* **EXERCISE INPUT**:
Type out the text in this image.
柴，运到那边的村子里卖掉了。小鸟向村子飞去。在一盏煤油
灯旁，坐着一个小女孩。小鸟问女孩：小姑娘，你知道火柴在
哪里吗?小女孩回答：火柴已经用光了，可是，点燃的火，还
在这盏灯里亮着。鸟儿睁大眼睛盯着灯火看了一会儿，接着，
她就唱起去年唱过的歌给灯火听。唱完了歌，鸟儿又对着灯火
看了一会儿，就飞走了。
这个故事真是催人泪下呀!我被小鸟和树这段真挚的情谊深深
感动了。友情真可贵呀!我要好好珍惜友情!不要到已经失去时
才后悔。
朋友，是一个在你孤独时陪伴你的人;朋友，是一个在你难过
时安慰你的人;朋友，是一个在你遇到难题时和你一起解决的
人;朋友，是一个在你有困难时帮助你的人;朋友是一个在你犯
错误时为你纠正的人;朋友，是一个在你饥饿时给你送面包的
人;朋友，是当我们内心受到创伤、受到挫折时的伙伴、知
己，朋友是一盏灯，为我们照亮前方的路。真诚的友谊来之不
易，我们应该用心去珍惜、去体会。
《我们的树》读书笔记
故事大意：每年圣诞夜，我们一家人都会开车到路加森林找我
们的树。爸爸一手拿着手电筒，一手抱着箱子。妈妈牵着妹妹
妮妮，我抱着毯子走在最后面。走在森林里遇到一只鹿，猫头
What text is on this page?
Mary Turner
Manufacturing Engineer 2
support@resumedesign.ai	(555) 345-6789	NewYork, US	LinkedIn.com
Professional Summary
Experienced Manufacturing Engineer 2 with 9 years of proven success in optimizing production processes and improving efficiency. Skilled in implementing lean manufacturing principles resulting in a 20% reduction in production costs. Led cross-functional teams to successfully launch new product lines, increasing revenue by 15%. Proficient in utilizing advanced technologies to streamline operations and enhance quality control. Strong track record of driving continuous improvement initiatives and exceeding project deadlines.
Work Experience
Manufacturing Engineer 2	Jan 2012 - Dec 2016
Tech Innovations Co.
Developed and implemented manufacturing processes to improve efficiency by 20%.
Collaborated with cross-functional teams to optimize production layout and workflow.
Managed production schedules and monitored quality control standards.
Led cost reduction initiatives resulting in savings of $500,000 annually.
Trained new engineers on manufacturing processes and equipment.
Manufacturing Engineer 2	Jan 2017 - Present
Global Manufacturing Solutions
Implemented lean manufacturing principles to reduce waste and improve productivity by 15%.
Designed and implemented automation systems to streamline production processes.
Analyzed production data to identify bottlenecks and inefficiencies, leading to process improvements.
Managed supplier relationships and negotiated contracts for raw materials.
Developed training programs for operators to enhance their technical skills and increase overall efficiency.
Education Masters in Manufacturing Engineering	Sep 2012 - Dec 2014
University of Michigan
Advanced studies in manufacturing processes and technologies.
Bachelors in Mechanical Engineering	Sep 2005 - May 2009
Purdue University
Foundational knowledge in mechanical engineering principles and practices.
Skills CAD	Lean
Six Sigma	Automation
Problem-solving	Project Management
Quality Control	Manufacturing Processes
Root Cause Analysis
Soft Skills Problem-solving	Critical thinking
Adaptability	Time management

* **INSTRUCTIONS FOR THE TASK**: Go through the records and copy each line with "solving" in it.

* **THE COMPLETED TASK**:
Problem-solving	Project Management
Soft Skills Problem-solving	Critical thinking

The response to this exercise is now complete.